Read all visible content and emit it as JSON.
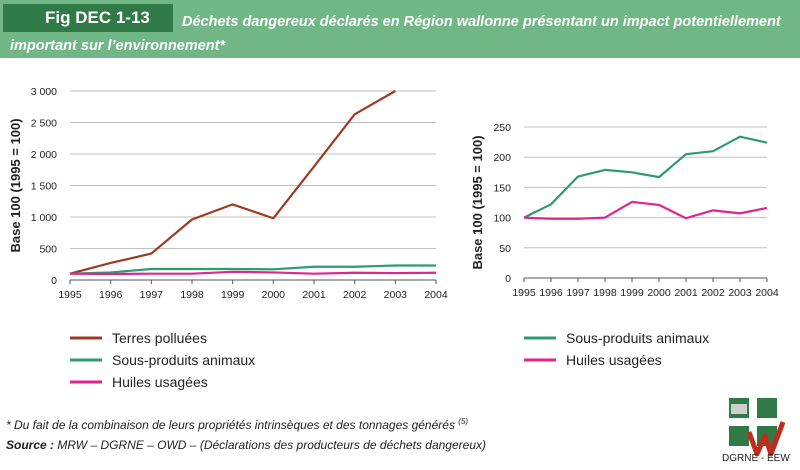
{
  "header": {
    "fig_label": "Fig DEC 1-13",
    "title_line1": "Déchets dangereux déclarés en Région wallonne présentant un impact potentiellement",
    "title_line2": "important sur l’environnement*",
    "bg_color": "#71b685",
    "label_bg_color": "#2f7a47"
  },
  "chart_data": [
    {
      "type": "line",
      "ylabel": "Base 100 (1995 = 100)",
      "xlabel": "",
      "x": [
        "1995",
        "1996",
        "1997",
        "1998",
        "1999",
        "2000",
        "2001",
        "2002",
        "2003",
        "2004"
      ],
      "ylim": [
        0,
        3000
      ],
      "yticks": [
        0,
        500,
        1000,
        1500,
        2000,
        2500,
        3000
      ],
      "ytick_labels": [
        "0",
        "500",
        "1 000",
        "1 500",
        "2 000",
        "2 500",
        "3 000"
      ],
      "grid": "horizontal",
      "series": [
        {
          "name": "Terres polluées",
          "color": "#9c3a22",
          "values": [
            100,
            270,
            420,
            960,
            1200,
            980,
            1800,
            2630,
            3000,
            null
          ]
        },
        {
          "name": "Sous-produits animaux",
          "color": "#2e9a6e",
          "values": [
            100,
            120,
            175,
            175,
            175,
            170,
            210,
            210,
            230,
            230
          ]
        },
        {
          "name": "Huiles usagées",
          "color": "#e0258f",
          "values": [
            100,
            95,
            100,
            100,
            130,
            120,
            100,
            115,
            110,
            115
          ]
        }
      ]
    },
    {
      "type": "line",
      "ylabel": "Base 100 (1995 = 100)",
      "xlabel": "",
      "x": [
        "1995",
        "1996",
        "1997",
        "1998",
        "1999",
        "2000",
        "2001",
        "2002",
        "2003",
        "2004"
      ],
      "ylim": [
        0,
        250
      ],
      "yticks": [
        0,
        50,
        100,
        150,
        200,
        250
      ],
      "ytick_labels": [
        "0",
        "50",
        "100",
        "150",
        "200",
        "250"
      ],
      "grid": "horizontal",
      "series": [
        {
          "name": "Sous-produits animaux",
          "color": "#2e9a6e",
          "values": [
            100,
            122,
            168,
            179,
            175,
            167,
            205,
            210,
            234,
            224
          ]
        },
        {
          "name": "Huiles usagées",
          "color": "#e0258f",
          "values": [
            100,
            98,
            98,
            100,
            126,
            121,
            99,
            112,
            107,
            116
          ]
        }
      ]
    }
  ],
  "footnote": "* Du fait de la combinaison de leurs propriétés intrinsèques et des tonnages générés",
  "footnote_ref": "(5)",
  "source_label": "Source :",
  "source_text": "MRW – DGRNE – OWD – (Déclarations des producteurs de déchets dangereux)",
  "logo": {
    "caption": "DGRNE - EEW",
    "color": "#2f7a47"
  }
}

━━━━

Reproduce the listing above exactly, excluding all pictures.

• **Result of this task**
Read all visible content and emit it as JSON.
{
  "header": {
    "fig_label": "Fig DEC 1-13",
    "title_line1": "Déchets dangereux déclarés en Région wallonne présentant un impact potentiellement",
    "title_line2": "important sur l’environnement*",
    "bg_color": "#71b685",
    "label_bg_color": "#2f7a47"
  },
  "chart_data": [
    {
      "type": "line",
      "ylabel": "Base 100 (1995 = 100)",
      "xlabel": "",
      "x": [
        "1995",
        "1996",
        "1997",
        "1998",
        "1999",
        "2000",
        "2001",
        "2002",
        "2003",
        "2004"
      ],
      "ylim": [
        0,
        3000
      ],
      "yticks": [
        0,
        500,
        1000,
        1500,
        2000,
        2500,
        3000
      ],
      "ytick_labels": [
        "0",
        "500",
        "1 000",
        "1 500",
        "2 000",
        "2 500",
        "3 000"
      ],
      "grid": "horizontal",
      "series": [
        {
          "name": "Terres polluées",
          "color": "#9c3a22",
          "values": [
            100,
            270,
            420,
            960,
            1200,
            980,
            1800,
            2630,
            3000,
            null
          ]
        },
        {
          "name": "Sous-produits animaux",
          "color": "#2e9a6e",
          "values": [
            100,
            120,
            175,
            175,
            175,
            170,
            210,
            210,
            230,
            230
          ]
        },
        {
          "name": "Huiles usagées",
          "color": "#e0258f",
          "values": [
            100,
            95,
            100,
            100,
            130,
            120,
            100,
            115,
            110,
            115
          ]
        }
      ]
    },
    {
      "type": "line",
      "ylabel": "Base 100 (1995 = 100)",
      "xlabel": "",
      "x": [
        "1995",
        "1996",
        "1997",
        "1998",
        "1999",
        "2000",
        "2001",
        "2002",
        "2003",
        "2004"
      ],
      "ylim": [
        0,
        250
      ],
      "yticks": [
        0,
        50,
        100,
        150,
        200,
        250
      ],
      "ytick_labels": [
        "0",
        "50",
        "100",
        "150",
        "200",
        "250"
      ],
      "grid": "horizontal",
      "series": [
        {
          "name": "Sous-produits animaux",
          "color": "#2e9a6e",
          "values": [
            100,
            122,
            168,
            179,
            175,
            167,
            205,
            210,
            234,
            224
          ]
        },
        {
          "name": "Huiles usagées",
          "color": "#e0258f",
          "values": [
            100,
            98,
            98,
            100,
            126,
            121,
            99,
            112,
            107,
            116
          ]
        }
      ]
    }
  ],
  "footnote": "* Du fait de la combinaison de leurs propriétés intrinsèques et des tonnages générés",
  "footnote_ref": "(5)",
  "source_label": "Source :",
  "source_text": "MRW – DGRNE – OWD – (Déclarations des producteurs de déchets dangereux)",
  "logo": {
    "caption": "DGRNE - EEW",
    "color": "#2f7a47"
  }
}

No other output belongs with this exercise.